What you are asked to do: All of the data must be printed exactly; please include every line.

Stored records
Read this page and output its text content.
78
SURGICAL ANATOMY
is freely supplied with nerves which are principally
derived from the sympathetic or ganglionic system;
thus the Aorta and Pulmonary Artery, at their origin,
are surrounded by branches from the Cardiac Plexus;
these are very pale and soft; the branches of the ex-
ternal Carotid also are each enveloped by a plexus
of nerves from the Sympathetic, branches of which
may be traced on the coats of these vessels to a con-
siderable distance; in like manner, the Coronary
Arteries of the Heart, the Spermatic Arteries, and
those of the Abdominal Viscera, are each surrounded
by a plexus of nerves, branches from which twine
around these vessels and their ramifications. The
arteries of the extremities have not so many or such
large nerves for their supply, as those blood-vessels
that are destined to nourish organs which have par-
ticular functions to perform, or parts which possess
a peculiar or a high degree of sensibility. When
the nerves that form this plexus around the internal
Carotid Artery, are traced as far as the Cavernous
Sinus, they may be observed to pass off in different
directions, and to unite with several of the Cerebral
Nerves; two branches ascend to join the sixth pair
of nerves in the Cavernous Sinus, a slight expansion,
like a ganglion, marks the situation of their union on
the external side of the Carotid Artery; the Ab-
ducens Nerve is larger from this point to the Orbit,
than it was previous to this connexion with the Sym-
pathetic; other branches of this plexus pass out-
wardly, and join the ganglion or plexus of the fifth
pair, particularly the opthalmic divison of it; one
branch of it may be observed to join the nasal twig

Exercise solution:
Read this page and output its text content.
78
SURGICAL ANATOMY
is freely supplied with nerves which are principally
derived from the sympathetic or ganglionic system;
thus the Aorta and Pulmonary Artery, at their origin,
are surrounded by branches from the Cardiac Plexus;
these are very pale and soft; the branches of the ex-
ternal Carotid also are each enveloped by a plexus
of nerves from the Sympathetic, branches of which
may be traced on the coats of these vessels to a con-
siderable distance; in like manner, the Coronary
Arteries of the Heart, the Spermatic Arteries, and
those of the Abdominal Viscera, are each surrounded
by a plexus of nerves, branches from which twine
around these vessels and their ramifications. The
arteries of the extremities have not so many or such
large nerves for their supply, as those blood-vessels
that are destined to nourish organs which have par-
ticular functions to perform, or parts which possess
a peculiar or a high degree of sensibility. When
the nerves that form this plexus around the internal
Carotid Artery, are traced as far as the Cavernous
Sinus, they may be observed to pass off in different
directions, and to unite with several of the Cerebral
Nerves; two branches ascend to join the sixth pair
of nerves in the Cavernous Sinus, a slight expansion,
like a ganglion, marks the situation of their union on
the external side of the Carotid Artery; the Ab-
ducens Nerve is larger from this point to the Orbit,
than it was previous to this connexion with the Sym-
pathetic; other branches of this plexus pass out-
wardly, and join the ganglion or plexus of the fifth
pair, particularly the opthalmic divison of it; one
branch of it may be observed to join the nasal twig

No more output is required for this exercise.